- [Goal of the exercise] Repeat each line of the material below exactly as it appears, minus any pictures.

** Start of Supplied material **

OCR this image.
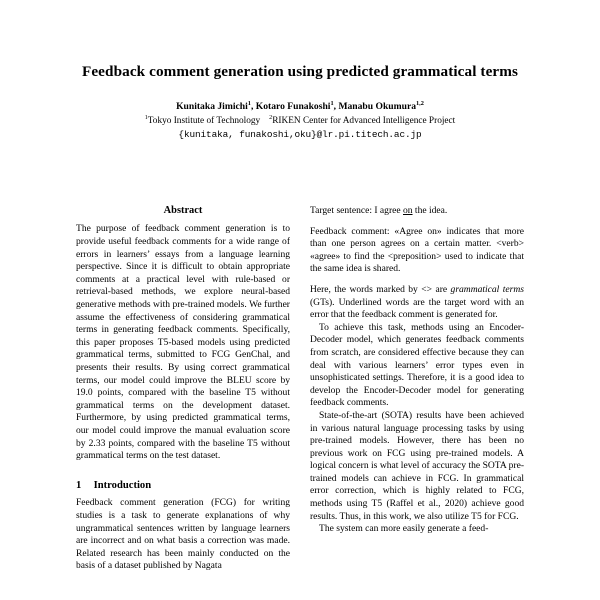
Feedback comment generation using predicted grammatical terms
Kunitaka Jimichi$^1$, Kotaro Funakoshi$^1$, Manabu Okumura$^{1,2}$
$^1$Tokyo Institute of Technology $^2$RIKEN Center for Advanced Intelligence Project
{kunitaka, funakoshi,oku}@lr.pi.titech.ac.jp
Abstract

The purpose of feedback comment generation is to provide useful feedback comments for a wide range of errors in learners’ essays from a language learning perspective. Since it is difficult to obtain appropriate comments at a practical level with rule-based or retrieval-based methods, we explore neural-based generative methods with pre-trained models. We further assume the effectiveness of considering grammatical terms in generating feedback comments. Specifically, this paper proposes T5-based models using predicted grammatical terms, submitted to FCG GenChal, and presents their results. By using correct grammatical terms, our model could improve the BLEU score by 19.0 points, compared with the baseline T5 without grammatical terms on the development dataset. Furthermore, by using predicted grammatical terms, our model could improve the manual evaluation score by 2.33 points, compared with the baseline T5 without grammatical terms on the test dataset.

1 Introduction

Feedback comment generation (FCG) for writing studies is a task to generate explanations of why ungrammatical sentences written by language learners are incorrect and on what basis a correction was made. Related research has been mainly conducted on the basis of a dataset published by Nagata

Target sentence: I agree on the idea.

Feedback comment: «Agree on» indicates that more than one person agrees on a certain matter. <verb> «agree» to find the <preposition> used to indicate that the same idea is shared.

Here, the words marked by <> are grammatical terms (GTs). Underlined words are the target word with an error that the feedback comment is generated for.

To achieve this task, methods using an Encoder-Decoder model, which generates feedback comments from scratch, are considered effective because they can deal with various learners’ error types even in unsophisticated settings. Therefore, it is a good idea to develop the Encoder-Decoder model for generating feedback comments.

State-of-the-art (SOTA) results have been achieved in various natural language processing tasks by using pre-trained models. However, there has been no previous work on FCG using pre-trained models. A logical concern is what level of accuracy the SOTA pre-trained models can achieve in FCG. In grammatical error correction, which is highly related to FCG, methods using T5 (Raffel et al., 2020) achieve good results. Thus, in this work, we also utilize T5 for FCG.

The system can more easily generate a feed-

** End of Supplied material **

- [Expected output]
OCR this image.
Feedback comment generation using predicted grammatical terms
Kunitaka Jimichi$^1$, Kotaro Funakoshi$^1$, Manabu Okumura$^{1,2}$
$^1$Tokyo Institute of Technology $^2$RIKEN Center for Advanced Intelligence Project
{kunitaka, funakoshi,oku}@lr.pi.titech.ac.jp
Abstract

The purpose of feedback comment generation is to provide useful feedback comments for a wide range of errors in learners’ essays from a language learning perspective. Since it is difficult to obtain appropriate comments at a practical level with rule-based or retrieval-based methods, we explore neural-based generative methods with pre-trained models. We further assume the effectiveness of considering grammatical terms in generating feedback comments. Specifically, this paper proposes T5-based models using predicted grammatical terms, submitted to FCG GenChal, and presents their results. By using correct grammatical terms, our model could improve the BLEU score by 19.0 points, compared with the baseline T5 without grammatical terms on the development dataset. Furthermore, by using predicted grammatical terms, our model could improve the manual evaluation score by 2.33 points, compared with the baseline T5 without grammatical terms on the test dataset.

1 Introduction

Feedback comment generation (FCG) for writing studies is a task to generate explanations of why ungrammatical sentences written by language learners are incorrect and on what basis a correction was made. Related research has been mainly conducted on the basis of a dataset published by Nagata

Target sentence: I agree on the idea.

Feedback comment: «Agree on» indicates that more than one person agrees on a certain matter. <verb> «agree» to find the <preposition> used to indicate that the same idea is shared.

Here, the words marked by <> are grammatical terms (GTs). Underlined words are the target word with an error that the feedback comment is generated for.

To achieve this task, methods using an Encoder-Decoder model, which generates feedback comments from scratch, are considered effective because they can deal with various learners’ error types even in unsophisticated settings. Therefore, it is a good idea to develop the Encoder-Decoder model for generating feedback comments.

State-of-the-art (SOTA) results have been achieved in various natural language processing tasks by using pre-trained models. However, there has been no previous work on FCG using pre-trained models. A logical concern is what level of accuracy the SOTA pre-trained models can achieve in FCG. In grammatical error correction, which is highly related to FCG, methods using T5 (Raffel et al., 2020) achieve good results. Thus, in this work, we also utilize T5 for FCG.

The system can more easily generate a feed-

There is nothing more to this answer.